:: DIRECTION ::
The records that follow must be reproduced in full, exactly as written.

:: MATERIALS PROVIDED ::
::::

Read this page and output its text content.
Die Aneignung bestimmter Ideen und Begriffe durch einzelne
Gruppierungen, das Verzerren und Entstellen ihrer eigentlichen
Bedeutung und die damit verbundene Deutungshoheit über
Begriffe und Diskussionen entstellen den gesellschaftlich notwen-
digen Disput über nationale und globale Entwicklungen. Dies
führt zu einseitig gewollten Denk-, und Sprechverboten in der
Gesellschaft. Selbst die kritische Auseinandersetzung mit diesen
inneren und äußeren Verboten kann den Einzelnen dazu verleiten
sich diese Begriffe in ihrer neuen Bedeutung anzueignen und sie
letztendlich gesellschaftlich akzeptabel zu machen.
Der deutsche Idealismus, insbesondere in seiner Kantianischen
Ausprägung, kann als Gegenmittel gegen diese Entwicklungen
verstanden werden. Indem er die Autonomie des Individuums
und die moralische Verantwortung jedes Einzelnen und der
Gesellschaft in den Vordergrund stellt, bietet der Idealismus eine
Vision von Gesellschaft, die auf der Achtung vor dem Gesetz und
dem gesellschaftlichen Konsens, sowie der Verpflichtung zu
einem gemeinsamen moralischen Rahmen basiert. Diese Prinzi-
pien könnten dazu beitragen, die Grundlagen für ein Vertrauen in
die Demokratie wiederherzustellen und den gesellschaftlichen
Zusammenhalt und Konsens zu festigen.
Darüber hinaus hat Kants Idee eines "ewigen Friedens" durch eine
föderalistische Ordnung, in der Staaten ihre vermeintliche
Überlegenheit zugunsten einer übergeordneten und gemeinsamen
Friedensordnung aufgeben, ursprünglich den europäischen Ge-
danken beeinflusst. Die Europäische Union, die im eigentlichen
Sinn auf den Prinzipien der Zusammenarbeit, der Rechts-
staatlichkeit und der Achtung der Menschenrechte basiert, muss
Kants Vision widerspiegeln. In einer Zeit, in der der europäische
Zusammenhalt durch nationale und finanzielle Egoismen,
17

::::

:: FULL ANSWER ::
Read this page and output its text content.
Die Aneignung bestimmter Ideen und Begriffe durch einzelne
Gruppierungen, das Verzerren und Entstellen ihrer eigentlichen
Bedeutung und die damit verbundene Deutungshoheit über
Begriffe und Diskussionen entstellen den gesellschaftlich notwen-
digen Disput über nationale und globale Entwicklungen. Dies
führt zu einseitig gewollten Denk-, und Sprechverboten in der
Gesellschaft. Selbst die kritische Auseinandersetzung mit diesen
inneren und äußeren Verboten kann den Einzelnen dazu verleiten
sich diese Begriffe in ihrer neuen Bedeutung anzueignen und sie
letztendlich gesellschaftlich akzeptabel zu machen.
Der deutsche Idealismus, insbesondere in seiner Kantianischen
Ausprägung, kann als Gegenmittel gegen diese Entwicklungen
verstanden werden. Indem er die Autonomie des Individuums
und die moralische Verantwortung jedes Einzelnen und der
Gesellschaft in den Vordergrund stellt, bietet der Idealismus eine
Vision von Gesellschaft, die auf der Achtung vor dem Gesetz und
dem gesellschaftlichen Konsens, sowie der Verpflichtung zu
einem gemeinsamen moralischen Rahmen basiert. Diese Prinzi-
pien könnten dazu beitragen, die Grundlagen für ein Vertrauen in
die Demokratie wiederherzustellen und den gesellschaftlichen
Zusammenhalt und Konsens zu festigen.
Darüber hinaus hat Kants Idee eines "ewigen Friedens" durch eine
föderalistische Ordnung, in der Staaten ihre vermeintliche
Überlegenheit zugunsten einer übergeordneten und gemeinsamen
Friedensordnung aufgeben, ursprünglich den europäischen Ge-
danken beeinflusst. Die Europäische Union, die im eigentlichen
Sinn auf den Prinzipien der Zusammenarbeit, der Rechts-
staatlichkeit und der Achtung der Menschenrechte basiert, muss
Kants Vision widerspiegeln. In einer Zeit, in der der europäische
Zusammenhalt durch nationale und finanzielle Egoismen,
17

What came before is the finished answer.